CHALLENGE
Print out each record below, unaltered and complete, without its images.

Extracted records
+ + + + + + +
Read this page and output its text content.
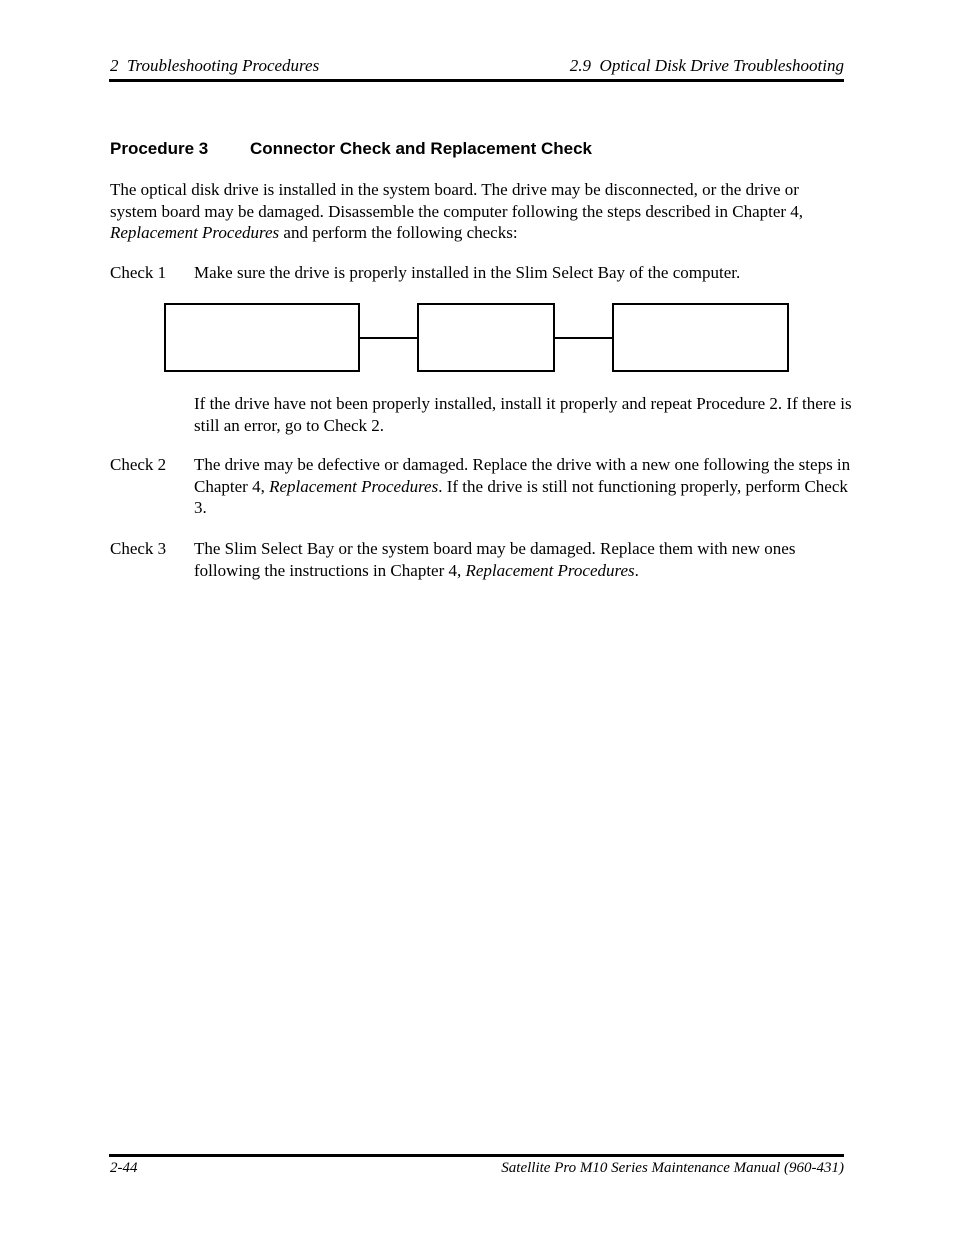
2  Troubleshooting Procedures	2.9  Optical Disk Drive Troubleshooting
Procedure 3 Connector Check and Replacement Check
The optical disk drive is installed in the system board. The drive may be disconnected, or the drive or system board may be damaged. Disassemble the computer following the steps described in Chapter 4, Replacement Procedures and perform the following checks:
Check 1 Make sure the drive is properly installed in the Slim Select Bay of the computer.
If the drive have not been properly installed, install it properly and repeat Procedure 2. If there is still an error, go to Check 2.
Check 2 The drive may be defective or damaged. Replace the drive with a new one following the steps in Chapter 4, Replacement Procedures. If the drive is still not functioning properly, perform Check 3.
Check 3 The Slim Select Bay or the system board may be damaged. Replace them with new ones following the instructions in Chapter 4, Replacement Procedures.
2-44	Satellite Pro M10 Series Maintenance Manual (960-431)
+ + + + + + +
ANSWER TO THE PROBLEM
Read this page and output its text content.
2  Troubleshooting Procedures	2.9  Optical Disk Drive Troubleshooting
Procedure 3 Connector Check and Replacement Check
The optical disk drive is installed in the system board. The drive may be disconnected, or the drive or system board may be damaged. Disassemble the computer following the steps described in Chapter 4, Replacement Procedures and perform the following checks:
Check 1 Make sure the drive is properly installed in the Slim Select Bay of the computer.
If the drive have not been properly installed, install it properly and repeat Procedure 2. If there is still an error, go to Check 2.
Check 2 The drive may be defective or damaged. Replace the drive with a new one following the steps in Chapter 4, Replacement Procedures. If the drive is still not functioning properly, perform Check 3.
Check 3 The Slim Select Bay or the system board may be damaged. Replace them with new ones following the instructions in Chapter 4, Replacement Procedures.
2-44	Satellite Pro M10 Series Maintenance Manual (960-431)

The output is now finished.